Je m’écarte de mes habituelles logorrhées pokéristiques pour vous parler d’un sujet qui me passionne depuis maintenant plus d’un an. Le fait d’habiter dans un pays anglo-saxon m’a ouvert les yeux sur le fait que le monde ne se résume pas à la morosité franco-française. Alors que mon pays d’origine semble orienté vers le passé, ma culture d’accueil est de son côté résolument tournée vers l’avenir. Et les perspectives évoquées font tourner la tête !

Le futur à partir du passé

Je veux vous parler de futurisme. Il s’agit d’essayer d’anticiper l’avenir de l'humanité au sens large, en comprenant le passé et en analysant les tendances du présent. Peut-on réellement anticiper ce que le futur nous réserve à partir du passé ? Rien n’est moins sûr, et les prophètes du passé se sont globalement plantés en beauté sur leurs prédictions, à quelques rares et spectaculaires exceptions près, comme celles de l’auteur de science-fiction Isaac Asimov en 1964.

J’ai commencé á m’intéresser au sujet il y a déjà quelques années, en lisant accidentellement un ouvrage de Jacques Attali, Une brève histoire de l’avenir, dans lequel l’auteur tente de déceler des tendances historiques et de les extrapoler pour les siècles à venir. Sa thèse centrale : le mouvement principal qui pousse l’humanité en avant, depuis qu’elle a inventé le langage, est sa recherche éperdue de la liberté individuelle. Comme si notre espèce n’avait comme réel but unique que de s’affranchir de ses chaînes, furent-elles réelles (l’esclavage, la dictature) ou psychologiques (le dogme religieux, les contraintes culturelles), avec comme but final d’être totalement libre.

Au-delà des prédictions géopolitiques, Attali parle également des évolutions sociales, dont deux me frappent comme étant particulièrement vraies:

- il prédit l'émergence d’une catégorie de personnes ultra-privilégiées, les hyper-nomades, qui s'affranchiront des frontières réelles et culturelles et vivront de par le monde en changeant régulièrement de lieu et de vie. Le milieu du poker professionnel semble être un microcosme représentatif, tout du moins quand on regarde son élite, toujours en vadrouille entre Vegas, Macao et l’Europe, constamment en mouvement à la poursuite du circuit de tournois ou des juteuses parties de cash-game. Apatrides, parfois sans adresse fixe, ils vivent leur vie au gré des vents du jeu, dans la liberté et l’hédonisme que leur aisance financière leur procure.
..............................
-- CONSIGNE --
Répondez aux questions suivantes sur le texte sur le futurisme.
(a) Quel auteur de science-fiction a fait des prédictions remarquables en 1964 ?
(b) Quel est le titre de l'ouvrage de Jacques Attali mentionné ?
(c) Quel nom Attali donne-t-il à la catégorie de personnes ultra-privilégiées qu'il annonce ?
Les entrées proviennent d'une autre source que ce texte sur le futurisme.
..............................
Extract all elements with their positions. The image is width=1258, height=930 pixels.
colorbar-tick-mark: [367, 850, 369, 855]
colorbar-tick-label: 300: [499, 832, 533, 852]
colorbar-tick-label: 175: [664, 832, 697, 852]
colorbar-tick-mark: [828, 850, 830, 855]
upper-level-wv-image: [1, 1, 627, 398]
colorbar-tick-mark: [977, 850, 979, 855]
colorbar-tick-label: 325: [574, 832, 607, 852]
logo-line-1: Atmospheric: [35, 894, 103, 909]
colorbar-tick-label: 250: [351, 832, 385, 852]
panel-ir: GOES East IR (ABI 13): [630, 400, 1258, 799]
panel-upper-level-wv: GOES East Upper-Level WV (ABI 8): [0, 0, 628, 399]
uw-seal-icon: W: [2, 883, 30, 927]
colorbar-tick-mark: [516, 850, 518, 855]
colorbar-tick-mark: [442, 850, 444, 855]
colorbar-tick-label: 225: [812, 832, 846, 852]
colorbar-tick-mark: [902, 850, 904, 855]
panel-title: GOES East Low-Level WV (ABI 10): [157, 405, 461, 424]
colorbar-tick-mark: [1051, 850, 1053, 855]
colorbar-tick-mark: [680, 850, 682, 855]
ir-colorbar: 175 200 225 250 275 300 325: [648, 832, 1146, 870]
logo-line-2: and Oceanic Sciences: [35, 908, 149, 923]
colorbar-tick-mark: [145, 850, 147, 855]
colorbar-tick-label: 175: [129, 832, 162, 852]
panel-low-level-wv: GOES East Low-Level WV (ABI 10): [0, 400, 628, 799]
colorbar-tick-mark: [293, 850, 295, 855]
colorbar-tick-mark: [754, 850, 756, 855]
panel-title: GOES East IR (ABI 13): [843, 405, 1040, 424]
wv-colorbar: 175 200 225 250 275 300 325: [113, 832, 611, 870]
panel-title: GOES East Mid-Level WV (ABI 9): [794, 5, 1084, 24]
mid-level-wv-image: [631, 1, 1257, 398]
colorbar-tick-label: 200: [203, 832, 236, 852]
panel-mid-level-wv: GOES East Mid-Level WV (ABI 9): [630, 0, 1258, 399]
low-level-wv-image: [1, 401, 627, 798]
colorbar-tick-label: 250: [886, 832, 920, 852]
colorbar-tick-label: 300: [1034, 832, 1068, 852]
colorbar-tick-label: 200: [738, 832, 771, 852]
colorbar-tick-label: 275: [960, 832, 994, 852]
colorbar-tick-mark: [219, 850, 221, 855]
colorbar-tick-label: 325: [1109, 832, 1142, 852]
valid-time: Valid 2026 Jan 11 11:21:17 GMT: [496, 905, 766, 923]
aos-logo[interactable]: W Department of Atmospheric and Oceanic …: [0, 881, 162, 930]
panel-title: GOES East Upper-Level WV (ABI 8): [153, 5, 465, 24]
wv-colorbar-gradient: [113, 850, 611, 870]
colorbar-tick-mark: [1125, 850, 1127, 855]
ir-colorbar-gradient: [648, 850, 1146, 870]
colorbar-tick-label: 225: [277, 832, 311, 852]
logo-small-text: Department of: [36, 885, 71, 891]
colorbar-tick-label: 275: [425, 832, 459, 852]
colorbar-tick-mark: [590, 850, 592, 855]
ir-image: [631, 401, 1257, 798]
..............................
-- CORRIGÉ --
(a) Isaac Asimov.
(b) *Une brève histoire de l'avenir*.
(c) Les hyper-nomades.